(Stored data)
|---|

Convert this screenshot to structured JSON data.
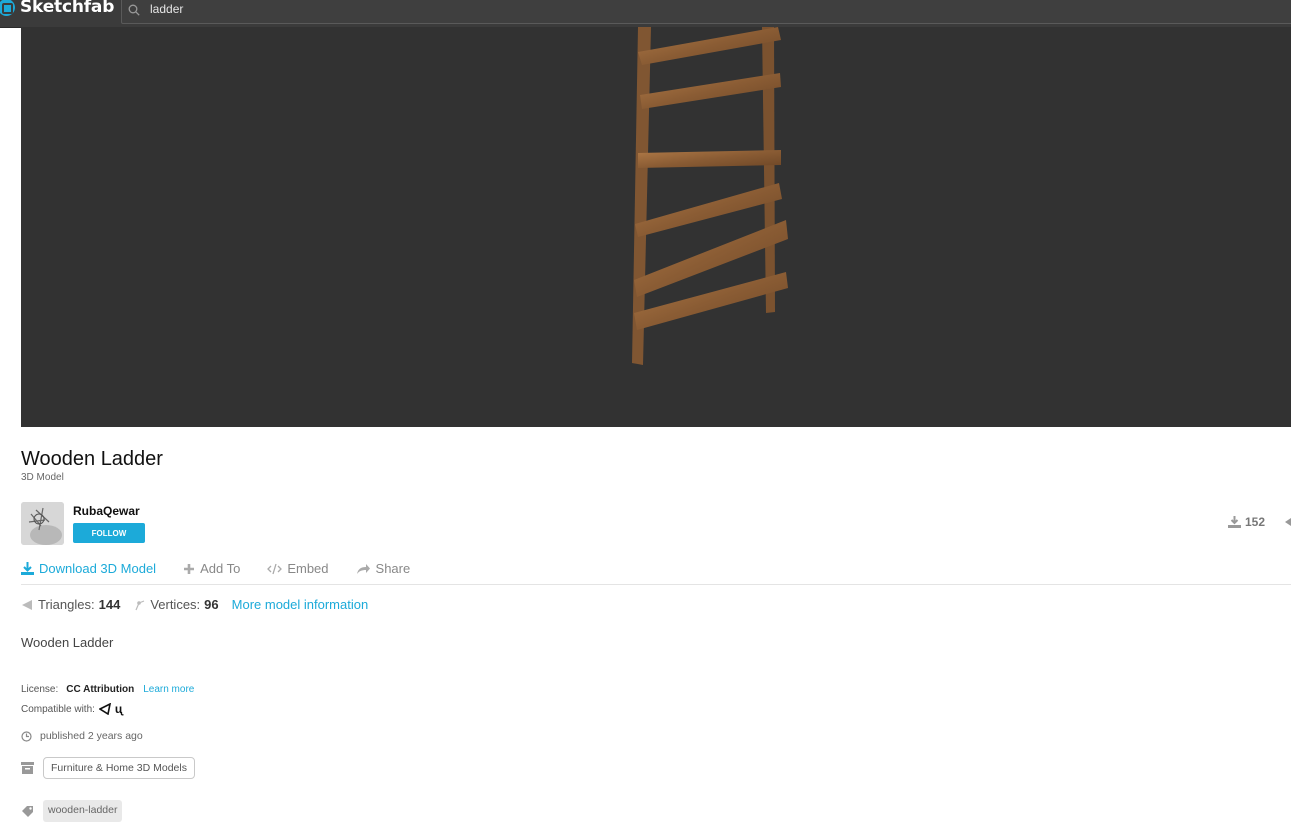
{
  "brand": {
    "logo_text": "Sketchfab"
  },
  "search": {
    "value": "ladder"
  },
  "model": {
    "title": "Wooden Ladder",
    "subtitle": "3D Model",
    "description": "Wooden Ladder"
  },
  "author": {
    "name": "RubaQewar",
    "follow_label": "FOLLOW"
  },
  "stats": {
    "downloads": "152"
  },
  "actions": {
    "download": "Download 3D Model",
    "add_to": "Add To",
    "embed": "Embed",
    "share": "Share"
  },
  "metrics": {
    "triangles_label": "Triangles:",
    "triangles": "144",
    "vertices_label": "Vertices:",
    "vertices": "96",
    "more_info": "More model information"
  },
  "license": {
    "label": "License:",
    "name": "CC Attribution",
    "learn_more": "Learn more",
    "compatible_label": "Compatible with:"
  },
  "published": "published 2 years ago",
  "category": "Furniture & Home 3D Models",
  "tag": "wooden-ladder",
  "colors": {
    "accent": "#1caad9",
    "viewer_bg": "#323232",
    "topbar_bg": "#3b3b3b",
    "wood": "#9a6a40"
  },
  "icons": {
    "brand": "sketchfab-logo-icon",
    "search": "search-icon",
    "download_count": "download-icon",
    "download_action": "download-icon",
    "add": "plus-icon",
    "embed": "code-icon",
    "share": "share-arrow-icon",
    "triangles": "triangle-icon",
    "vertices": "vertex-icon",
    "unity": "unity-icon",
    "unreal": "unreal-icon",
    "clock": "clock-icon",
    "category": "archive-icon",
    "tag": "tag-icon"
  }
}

|---|

BRIEF -> Go through the entries above and output them exactly, without pictures.

THE REPLY ->
Convert this screenshot to structured JSON data.
{
  "brand": {
    "logo_text": "Sketchfab"
  },
  "search": {
    "value": "ladder"
  },
  "model": {
    "title": "Wooden Ladder",
    "subtitle": "3D Model",
    "description": "Wooden Ladder"
  },
  "author": {
    "name": "RubaQewar",
    "follow_label": "FOLLOW"
  },
  "stats": {
    "downloads": "152"
  },
  "actions": {
    "download": "Download 3D Model",
    "add_to": "Add To",
    "embed": "Embed",
    "share": "Share"
  },
  "metrics": {
    "triangles_label": "Triangles:",
    "triangles": "144",
    "vertices_label": "Vertices:",
    "vertices": "96",
    "more_info": "More model information"
  },
  "license": {
    "label": "License:",
    "name": "CC Attribution",
    "learn_more": "Learn more",
    "compatible_label": "Compatible with:"
  },
  "published": "published 2 years ago",
  "category": "Furniture & Home 3D Models",
  "tag": "wooden-ladder",
  "colors": {
    "accent": "#1caad9",
    "viewer_bg": "#323232",
    "topbar_bg": "#3b3b3b",
    "wood": "#9a6a40"
  },
  "icons": {
    "brand": "sketchfab-logo-icon",
    "search": "search-icon",
    "download_count": "download-icon",
    "download_action": "download-icon",
    "add": "plus-icon",
    "embed": "code-icon",
    "share": "share-arrow-icon",
    "triangles": "triangle-icon",
    "vertices": "vertex-icon",
    "unity": "unity-icon",
    "unreal": "unreal-icon",
    "clock": "clock-icon",
    "category": "archive-icon",
    "tag": "tag-icon"
  }
}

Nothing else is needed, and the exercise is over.